# [ЦЕЛЬ УПРАЖНЕНИЯ]
Перепишите дословно из текста об обеде в Большом доме фрагмент, который начинается словами «В первый раз» и заканчивается словами «отправился к маме.».

# [ИСТОЧНИК]
-------

В первый раз входила я в Большой дом, бывший Нарышкинский дворец! Два лакея во фраках стояли в передней. В буфетной сидела полная, с двумя подбородками экономка Августа Андреевна. В зале на круглом столе стояли бледно-розовые гортензии. Козьма Терентьевич, выходя навстречу, здоровался, целуя нас.

Владимир Иванович Островский. Фотография 1890-х годов

Владимир Иванович Островский. Фотография 1890-х годов


"А где же Оленька? Что-то она не идет?" — спрашивал он недовольным голосом. Объяснили, в чем дело, но он не мог примириться с мыслью, что нельзя оставить тетушку, чтобы идти к нему на обед, раз он ждет. Вторично Владимир Иванович отправился к маме.
Масса цветов стояла под зеркалом, в простенке. Мы смотрели на картину "Благовещение" Сорокина и объяснялись с Клеманс Карловной на двух языках. Это была бойкая, почтенная дама, с кусочком черных кружев на густых, поседевших волосах. В улыбке ее рта со вставленными зубами, в серовато-зеленых, как бы выцветших глазах уже не чувствовалась та, которой Козьма Терентьевич Солдатенков сказал: "Фюит Россия!"
Все пошли к закуске. Вина были разлиты в хрустальные графинчики, с записочками на серебряных цепочках. Тонко нарезанные рыбы лежали на тарелочках, как и у нас. Пришел доктор Владислав Осипович Савоневский, очень красивый господин, и говорил с Клеманс Карловной по-французски. Так непривычно чувствовалась новая обстановка и новые лица! Пройдя комнату с газетами, где они хранились за десятилетия, вышли в фонарик, весь заставленный цветами и стеклянный со всех сторон, чтобы не дуло. На открытой террасе (с видом на реку и на всю красоту Кунцева) кушали только в самую жару. Пока усаживались за стол, пришла мама. Она успела угостить тетушку обедом, и та отправилась в Москву.

Необыкновенный, "на воде", суп тихо разносил лакей помоложе, а постарше — подавал пирожки. Козьма Терентьевич внимательно следил за происходящим и настоятельно требовал, чтобы попробовали пирожков двух сортов: с мозгами-рессолей и слоеных со свежими грибами и укропом. Так же серьезно относясь и к следующему блюду, Козьма Терентьевич наливал красное вино, про которое говорил, что оно мягкое, как бархат. Когда принесли жареных уток и Клеманс Карловна не положила себе, Козьма Терентьевич горячо сказал: "Клеманс, да ведь это канар!" Обед кончился, как священнодействие.

-------

# [СТРОКИ ДАННЫХ]

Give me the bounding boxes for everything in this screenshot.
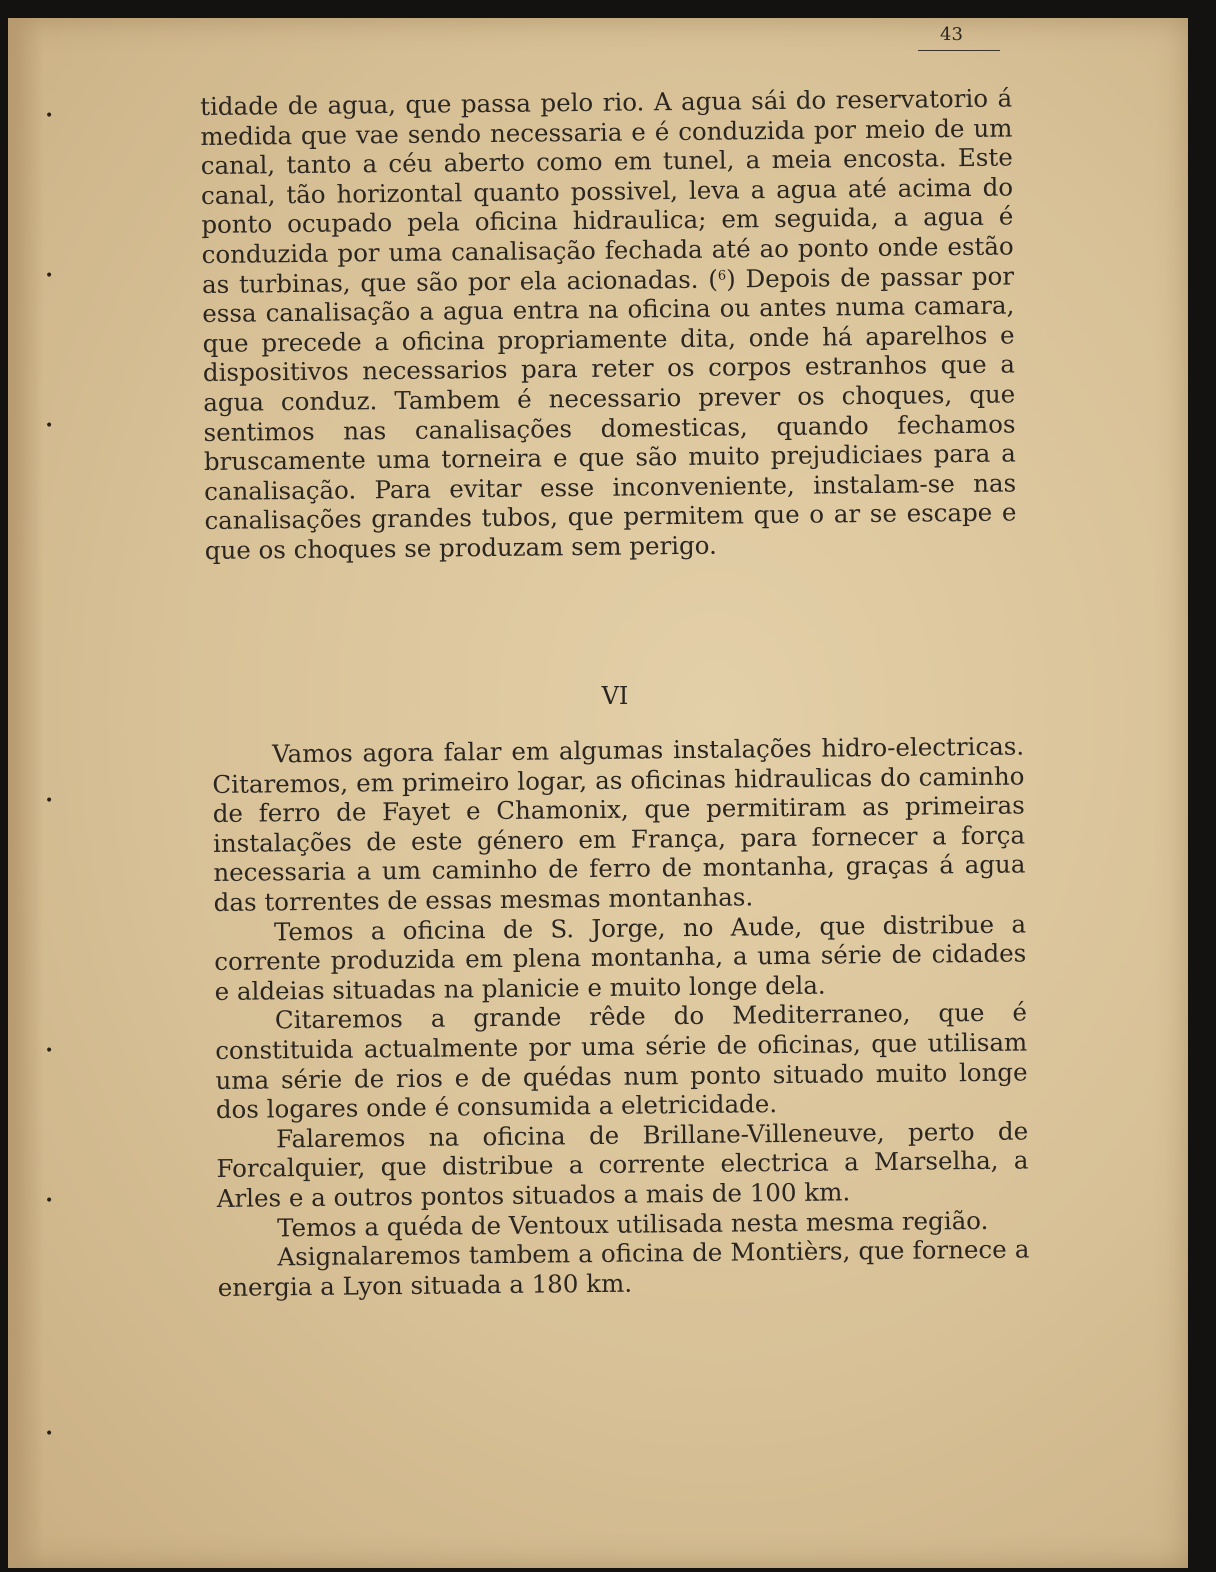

-------

# [ОТВЕТ]
В первый раз входила я в Большой дом, бывший Нарышкинский дворец! Два лакея во фраках стояли в передней. В буфетной сидела полная, с двумя подбородками экономка Августа Андреевна. В зале на круглом столе стояли бледно-розовые гортензии. Козьма Терентьевич, выходя навстречу, здоровался, целуя нас.

Владимир Иванович Островский. Фотография 1890-х годов

Владимир Иванович Островский. Фотография 1890-х годов


"А где же Оленька? Что-то она не идет?" — спрашивал он недовольным голосом. Объяснили, в чем дело, но он не мог примириться с мыслью, что нельзя оставить тетушку, чтобы идти к нему на обед, раз он ждет. Вторично Владимир Иванович отправился к маме.